Brief = Repeat each entry word for word. Leave any images out of the copy.

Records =
[Start]

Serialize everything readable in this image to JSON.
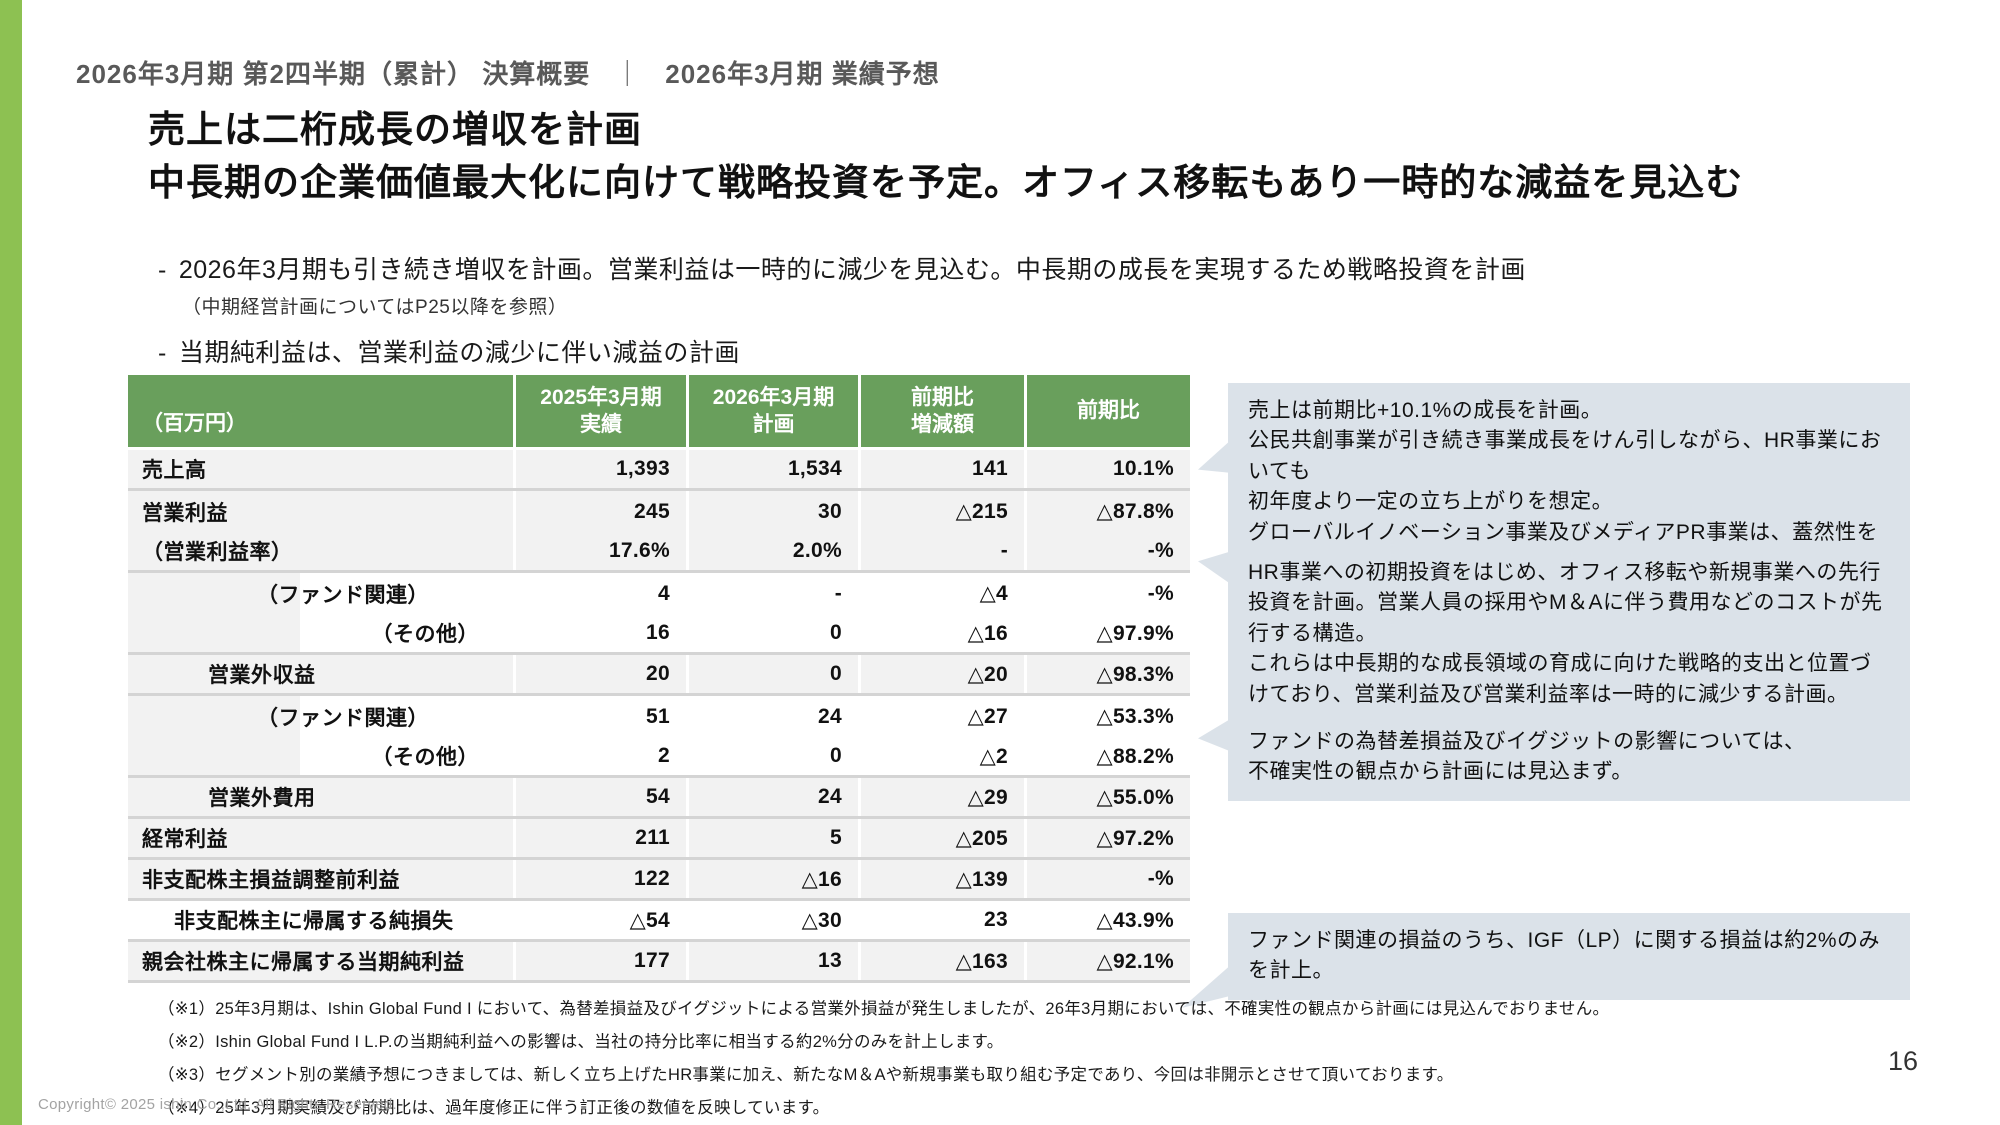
{
  "colors": {
    "accent_green": "#8dc152",
    "header_green": "#699f5c",
    "row_gray": "#f2f2f2",
    "callout_bg": "#dbe2e9",
    "separator_gray": "#d4d4d4",
    "breadcrumb_gray": "#595959"
  },
  "header": {
    "left": "2026年3月期 第2四半期（累計） 決算概要",
    "divider": "｜",
    "right": "2026年3月期 業績予想"
  },
  "title": {
    "line1": "売上は二桁成長の増収を計画",
    "line2": "中長期の企業価値最大化に向けて戦略投資を予定。オフィス移転もあり一時的な減益を見込む"
  },
  "bullets": {
    "marker": "-",
    "bullet1": "2026年3月期も引き続き増収を計画。営業利益は一時的に減少を見込む。中長期の成長を実現するため戦略投資を計画",
    "bullet1_note": "（中期経営計画についてはP25以降を参照）",
    "bullet2": "当期純利益は、営業利益の減少に伴い減益の計画"
  },
  "table": {
    "unit_label": "（百万円）",
    "headers": [
      {
        "line1": "2025年3月期",
        "line2": "実績"
      },
      {
        "line1": "2026年3月期",
        "line2": "計画"
      },
      {
        "line1": "前期比",
        "line2": "増減額"
      },
      {
        "line1": "前期比",
        "line2": ""
      }
    ],
    "rows": [
      {
        "label": "売上高",
        "indent": "0",
        "bg": "gray",
        "strip": 0,
        "sep": true,
        "values": [
          "1,393",
          "1,534",
          "141",
          "10.1%"
        ]
      },
      {
        "label": "営業利益",
        "indent": "0",
        "bg": "gray",
        "strip": 0,
        "sep": false,
        "values": [
          "245",
          "30",
          "△215",
          "△87.8%"
        ]
      },
      {
        "label": "（営業利益率）",
        "indent": "0",
        "bg": "gray",
        "strip": 0,
        "sep": true,
        "values": [
          "17.6%",
          "2.0%",
          "-",
          "-%"
        ]
      },
      {
        "label": "（ファンド関連）",
        "indent": "R1",
        "bg": "white",
        "strip": 172,
        "sep": false,
        "values": [
          "4",
          "-",
          "△4",
          "-%"
        ]
      },
      {
        "label": "（その他）",
        "indent": "R2",
        "bg": "white",
        "strip": 172,
        "sep": true,
        "values": [
          "16",
          "0",
          "△16",
          "△97.9%"
        ]
      },
      {
        "label": "営業外収益",
        "indent": "2",
        "bg": "gray",
        "strip": 0,
        "sep": true,
        "values": [
          "20",
          "0",
          "△20",
          "△98.3%"
        ]
      },
      {
        "label": "（ファンド関連）",
        "indent": "R1",
        "bg": "white",
        "strip": 172,
        "sep": false,
        "values": [
          "51",
          "24",
          "△27",
          "△53.3%"
        ]
      },
      {
        "label": "（その他）",
        "indent": "R2",
        "bg": "white",
        "strip": 172,
        "sep": true,
        "values": [
          "2",
          "0",
          "△2",
          "△88.2%"
        ]
      },
      {
        "label": "営業外費用",
        "indent": "2",
        "bg": "gray",
        "strip": 0,
        "sep": true,
        "values": [
          "54",
          "24",
          "△29",
          "△55.0%"
        ]
      },
      {
        "label": "経常利益",
        "indent": "0",
        "bg": "gray",
        "strip": 0,
        "sep": true,
        "values": [
          "211",
          "5",
          "△205",
          "△97.2%"
        ]
      },
      {
        "label": "非支配株主損益調整前利益",
        "indent": "0",
        "bg": "gray",
        "strip": 0,
        "sep": true,
        "values": [
          "122",
          "△16",
          "△139",
          "-%"
        ]
      },
      {
        "label": "非支配株主に帰属する純損失",
        "indent": "1",
        "bg": "white",
        "strip": 0,
        "sep": true,
        "values": [
          "△54",
          "△30",
          "23",
          "△43.9%"
        ]
      },
      {
        "label": "親会社株主に帰属する当期純利益",
        "indent": "0",
        "bg": "gray",
        "strip": 0,
        "sep": true,
        "values": [
          "177",
          "13",
          "△163",
          "△92.1%"
        ]
      }
    ]
  },
  "callouts": [
    {
      "text": "売上は前期比+10.1%の成長を計画。\n公民共創事業が引き続き事業成長をけん引しながら、HR事業においても\n初年度より一定の立ち上がりを想定。\nグローバルイノベーション事業及びメディアPR事業は、蓋然性を重視。"
    },
    {
      "text": "HR事業への初期投資をはじめ、オフィス移転や新規事業への先行投資を計画。営業人員の採用やM＆Aに伴う費用などのコストが先行する構造。\nこれらは中長期的な成長領域の育成に向けた戦略的支出と位置づけており、営業利益及び営業利益率は一時的に減少する計画。"
    },
    {
      "text": "ファンドの為替差損益及びイグジットの影響については、\n不確実性の観点から計画には見込まず。"
    },
    {
      "text": "ファンド関連の損益のうち、IGF（LP）に関する損益は約2%のみを計上。"
    }
  ],
  "footnotes": [
    "（※1）25年3月期は、Ishin Global Fund I において、為替差損益及びイグジットによる営業外損益が発生しましたが、26年3月期においては、不確実性の観点から計画には見込んでおりません。",
    "（※2）Ishin Global Fund I L.P.の当期純利益への影響は、当社の持分比率に相当する約2%分のみを計上します。",
    "（※3）セグメント別の業績予想につきましては、新しく立ち上げたHR事業に加え、新たなM＆Aや新規事業も取り組む予定であり、今回は非開示とさせて頂いております。",
    "（※4）25年3月期実績及び前期比は、過年度修正に伴う訂正後の数値を反映しています。"
  ],
  "footer": {
    "copyright": "Copyright©  2025 ishin Co.,Ltd. All Rights Reserved.",
    "page_number": "16"
  }
}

[End]

Finished exercise =
Serialize everything readable in this image to JSON.
{
  "colors": {
    "accent_green": "#8dc152",
    "header_green": "#699f5c",
    "row_gray": "#f2f2f2",
    "callout_bg": "#dbe2e9",
    "separator_gray": "#d4d4d4",
    "breadcrumb_gray": "#595959"
  },
  "header": {
    "left": "2026年3月期 第2四半期（累計） 決算概要",
    "divider": "｜",
    "right": "2026年3月期 業績予想"
  },
  "title": {
    "line1": "売上は二桁成長の増収を計画",
    "line2": "中長期の企業価値最大化に向けて戦略投資を予定。オフィス移転もあり一時的な減益を見込む"
  },
  "bullets": {
    "marker": "-",
    "bullet1": "2026年3月期も引き続き増収を計画。営業利益は一時的に減少を見込む。中長期の成長を実現するため戦略投資を計画",
    "bullet1_note": "（中期経営計画についてはP25以降を参照）",
    "bullet2": "当期純利益は、営業利益の減少に伴い減益の計画"
  },
  "table": {
    "unit_label": "（百万円）",
    "headers": [
      {
        "line1": "2025年3月期",
        "line2": "実績"
      },
      {
        "line1": "2026年3月期",
        "line2": "計画"
      },
      {
        "line1": "前期比",
        "line2": "増減額"
      },
      {
        "line1": "前期比",
        "line2": ""
      }
    ],
    "rows": [
      {
        "label": "売上高",
        "indent": "0",
        "bg": "gray",
        "strip": 0,
        "sep": true,
        "values": [
          "1,393",
          "1,534",
          "141",
          "10.1%"
        ]
      },
      {
        "label": "営業利益",
        "indent": "0",
        "bg": "gray",
        "strip": 0,
        "sep": false,
        "values": [
          "245",
          "30",
          "△215",
          "△87.8%"
        ]
      },
      {
        "label": "（営業利益率）",
        "indent": "0",
        "bg": "gray",
        "strip": 0,
        "sep": true,
        "values": [
          "17.6%",
          "2.0%",
          "-",
          "-%"
        ]
      },
      {
        "label": "（ファンド関連）",
        "indent": "R1",
        "bg": "white",
        "strip": 172,
        "sep": false,
        "values": [
          "4",
          "-",
          "△4",
          "-%"
        ]
      },
      {
        "label": "（その他）",
        "indent": "R2",
        "bg": "white",
        "strip": 172,
        "sep": true,
        "values": [
          "16",
          "0",
          "△16",
          "△97.9%"
        ]
      },
      {
        "label": "営業外収益",
        "indent": "2",
        "bg": "gray",
        "strip": 0,
        "sep": true,
        "values": [
          "20",
          "0",
          "△20",
          "△98.3%"
        ]
      },
      {
        "label": "（ファンド関連）",
        "indent": "R1",
        "bg": "white",
        "strip": 172,
        "sep": false,
        "values": [
          "51",
          "24",
          "△27",
          "△53.3%"
        ]
      },
      {
        "label": "（その他）",
        "indent": "R2",
        "bg": "white",
        "strip": 172,
        "sep": true,
        "values": [
          "2",
          "0",
          "△2",
          "△88.2%"
        ]
      },
      {
        "label": "営業外費用",
        "indent": "2",
        "bg": "gray",
        "strip": 0,
        "sep": true,
        "values": [
          "54",
          "24",
          "△29",
          "△55.0%"
        ]
      },
      {
        "label": "経常利益",
        "indent": "0",
        "bg": "gray",
        "strip": 0,
        "sep": true,
        "values": [
          "211",
          "5",
          "△205",
          "△97.2%"
        ]
      },
      {
        "label": "非支配株主損益調整前利益",
        "indent": "0",
        "bg": "gray",
        "strip": 0,
        "sep": true,
        "values": [
          "122",
          "△16",
          "△139",
          "-%"
        ]
      },
      {
        "label": "非支配株主に帰属する純損失",
        "indent": "1",
        "bg": "white",
        "strip": 0,
        "sep": true,
        "values": [
          "△54",
          "△30",
          "23",
          "△43.9%"
        ]
      },
      {
        "label": "親会社株主に帰属する当期純利益",
        "indent": "0",
        "bg": "gray",
        "strip": 0,
        "sep": true,
        "values": [
          "177",
          "13",
          "△163",
          "△92.1%"
        ]
      }
    ]
  },
  "callouts": [
    {
      "text": "売上は前期比+10.1%の成長を計画。\n公民共創事業が引き続き事業成長をけん引しながら、HR事業においても\n初年度より一定の立ち上がりを想定。\nグローバルイノベーション事業及びメディアPR事業は、蓋然性を重視。"
    },
    {
      "text": "HR事業への初期投資をはじめ、オフィス移転や新規事業への先行投資を計画。営業人員の採用やM＆Aに伴う費用などのコストが先行する構造。\nこれらは中長期的な成長領域の育成に向けた戦略的支出と位置づけており、営業利益及び営業利益率は一時的に減少する計画。"
    },
    {
      "text": "ファンドの為替差損益及びイグジットの影響については、\n不確実性の観点から計画には見込まず。"
    },
    {
      "text": "ファンド関連の損益のうち、IGF（LP）に関する損益は約2%のみを計上。"
    }
  ],
  "footnotes": [
    "（※1）25年3月期は、Ishin Global Fund I において、為替差損益及びイグジットによる営業外損益が発生しましたが、26年3月期においては、不確実性の観点から計画には見込んでおりません。",
    "（※2）Ishin Global Fund I L.P.の当期純利益への影響は、当社の持分比率に相当する約2%分のみを計上します。",
    "（※3）セグメント別の業績予想につきましては、新しく立ち上げたHR事業に加え、新たなM＆Aや新規事業も取り組む予定であり、今回は非開示とさせて頂いております。",
    "（※4）25年3月期実績及び前期比は、過年度修正に伴う訂正後の数値を反映しています。"
  ],
  "footer": {
    "copyright": "Copyright©  2025 ishin Co.,Ltd. All Rights Reserved.",
    "page_number": "16"
  }
}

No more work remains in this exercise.